═══ Supplied material

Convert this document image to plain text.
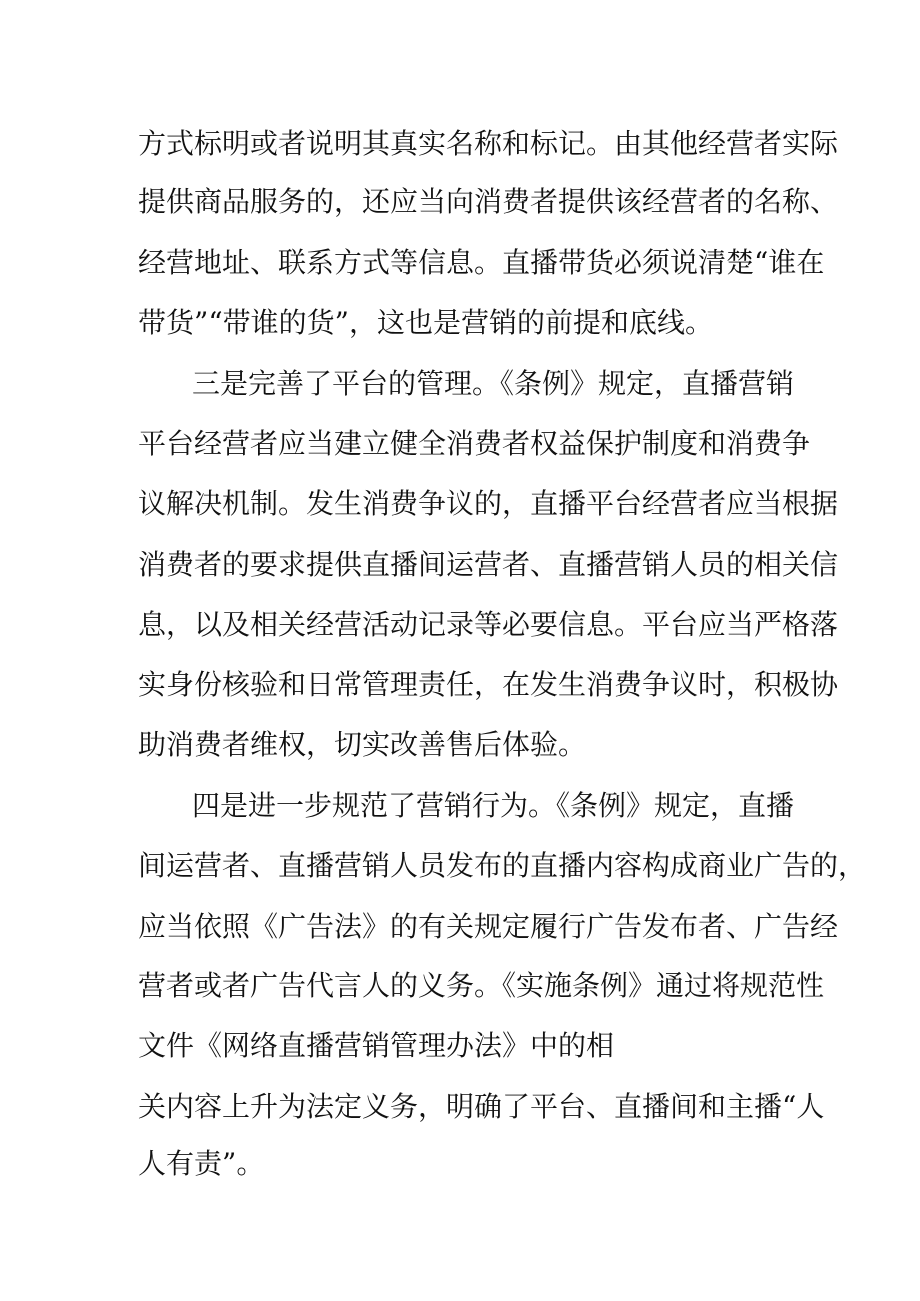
方式标明或者说明其真实名称和标记。由其他经营者实际
提供商品服务的，还应当向消费者提供该经营者的名称、
经营地址、联系方式等信息。直播带货必须说清楚“谁在
带货”“带谁的货”，这也是营销的前提和底线。
三是完善了平台的管理。《条例》规定，直播营销
平台经营者应当建立健全消费者权益保护制度和消费争
议解决机制。发生消费争议的，直播平台经营者应当根据
消费者的要求提供直播间运营者、直播营销人员的相关信
息，以及相关经营活动记录等必要信息。平台应当严格落
实身份核验和日常管理责任，在发生消费争议时，积极协
助消费者维权，切实改善售后体验。
四是进一步规范了营销行为。《条例》规定，直播
间运营者、直播营销人员发布的直播内容构成商业广告的，
应当依照《广告法》的有关规定履行广告发布者、广告经
营者或者广告代言人的义务。《实施条例》通过将规范性
文件《网络直播营销管理办法》中的相
关内容上升为法定义务，明确了平台、直播间和主播“人
人有责”。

══════

[Directions]:
Every line above should be returned exactly; the pictures stay out.

[Solved problem]:
Convert this document image to plain text.
方式标明或者说明其真实名称和标记。由其他经营者实际
提供商品服务的，还应当向消费者提供该经营者的名称、
经营地址、联系方式等信息。直播带货必须说清楚“谁在
带货”“带谁的货”，这也是营销的前提和底线。
三是完善了平台的管理。《条例》规定，直播营销
平台经营者应当建立健全消费者权益保护制度和消费争
议解决机制。发生消费争议的，直播平台经营者应当根据
消费者的要求提供直播间运营者、直播营销人员的相关信
息，以及相关经营活动记录等必要信息。平台应当严格落
实身份核验和日常管理责任，在发生消费争议时，积极协
助消费者维权，切实改善售后体验。
四是进一步规范了营销行为。《条例》规定，直播
间运营者、直播营销人员发布的直播内容构成商业广告的，
应当依照《广告法》的有关规定履行广告发布者、广告经
营者或者广告代言人的义务。《实施条例》通过将规范性
文件《网络直播营销管理办法》中的相
关内容上升为法定义务，明确了平台、直播间和主播“人
人有责”。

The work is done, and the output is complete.